» Exercise passage
□ □ □ □ □

Royal Opening for the Wellcome Trust/MRC Building

Royal Opening for the Wellcome Trust/MRC Building

HRH the Princess Royal visited the Addenbrooke's Hospital site today (Monday 30 October 2000) and officially opened the Wellcome Trust/MRC Building. After touring the facilities and talking to staff, Her Royal Highness unveiled a commemorative plaque.

The Wellcome Trust/MRC Building is home to the Wellcome Trust Centre for Molecular Mechanisms in Disease (part of the University of Cambridge) and the Medical Research Council's Dunn Nutrition Unit. The opening represents the launch of a major new research initiative that brings together the two great strengths of Cambridge - clinical and basic biomedical science.

Sir Keith Peters, Regius Professor of Physic and Head of the School of Clinical Medicine, said that the Wellcome Trust Centre is a splendid new building, housing a centre that should be immensely powerful in progressing the application of knowledge to help with human suffering wordwide.

"The University of Cambridge, and its associated research institutes, has a unique record of advancing basic biomedical science, but now the time is right for the application of this science to the understanding of human disease," he said.

The joint project started in 1993 when the University's School of Clinical Medicine received a major capital award from the Wellcome Trust. At the same time the MRC was looking to re-house its Dunn Human Nutrition Unit in Cambridge. It was decided that shared facilities would improve the efficiency of research and encourage collaboration.

Professor Jennie Blackwell, Director of the Wellcome Trust Centre, said that a key feature of the Centre is that scientists work alongside clinically-qualified scientists to tackle the problems of disease.

□ □ □ □ □

» Problems to work on
**A.** For each statement, decide whether it agrees with the report on the opening of the Wellcome Trust/MRC Building. Answer yes or no, and quote the words from the report that decide it: (i) The Princess Royal toured the facilities before unveiling a commemorative plaque. (ii) The joint project began in 2000. (iii) Jennie Blackwell directs the Dunn Nutrition Unit.
**B.** Reproduce the report on the opening of the Wellcome Trust/MRC Building from "HRH the Princess" up to and including "basic biomedical science.".
**C.** Take the report on the royal opening of the Wellcome Trust/MRC Building further, starting after its final sentence.
The lines that come after this report are separate material and have nothing to do with it.

» The data
□ □ □ □ □

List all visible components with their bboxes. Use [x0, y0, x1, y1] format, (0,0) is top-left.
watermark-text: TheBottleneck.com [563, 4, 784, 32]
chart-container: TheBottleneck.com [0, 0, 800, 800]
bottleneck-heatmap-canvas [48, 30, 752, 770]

□ □ □ □ □

» Exercise responses
**A.**
(i) Yes: "After touring the facilities and talking to staff, Her Royal Highness unveiled a commemorative plaque."
(ii) No: "The joint project started in 1993"
(iii) No: "Professor Jennie Blackwell, Director of the Wellcome Trust Centre"

**B.**
HRH the Princess Royal visited the Addenbrooke's Hospital site today (Monday 30 October 2000) and officially opened the Wellcome Trust/MRC Building. After touring the facilities and talking to staff, Her Royal Highness unveiled a commemorative plaque.

The Wellcome Trust/MRC Building is home to the Wellcome Trust Centre for Molecular Mechanisms in Disease (part of the University of Cambridge) and the Medical Research Council's Dunn Nutrition Unit. The opening represents the launch of a major new research initiative that brings together the two great strengths of Cambridge - clinical and basic biomedical science.

**C.**
"This provides every researcher in the Centre with access to cutting edge technologies, and the ability to cross major technical boundaries in studying the molecular mechanisms of disease," she said.

The MRC Dunn Human Nutrition Unit is concerned with the influence of nutrition on humans, including how energy is taken from food and the relationship between food and disease and longevity.

Sir John Walker, Director of the MRC Dunn Human Nutrition Unit, added that they would like to take advantage of recent advances in knowledge about the human genome and in molecular and genetic techniques to study the basic mechanisms of human nutrition, to identify factors in food that influence human health and longevity, and to understand how those factors act.

A second phase building, the Hutchison/MRC Research Building, is underway next door and will eventually provide accommodation for a new cancer research centre. This will be connected to the Wellcome/MRC building via a ground floor link and will share some support facilities.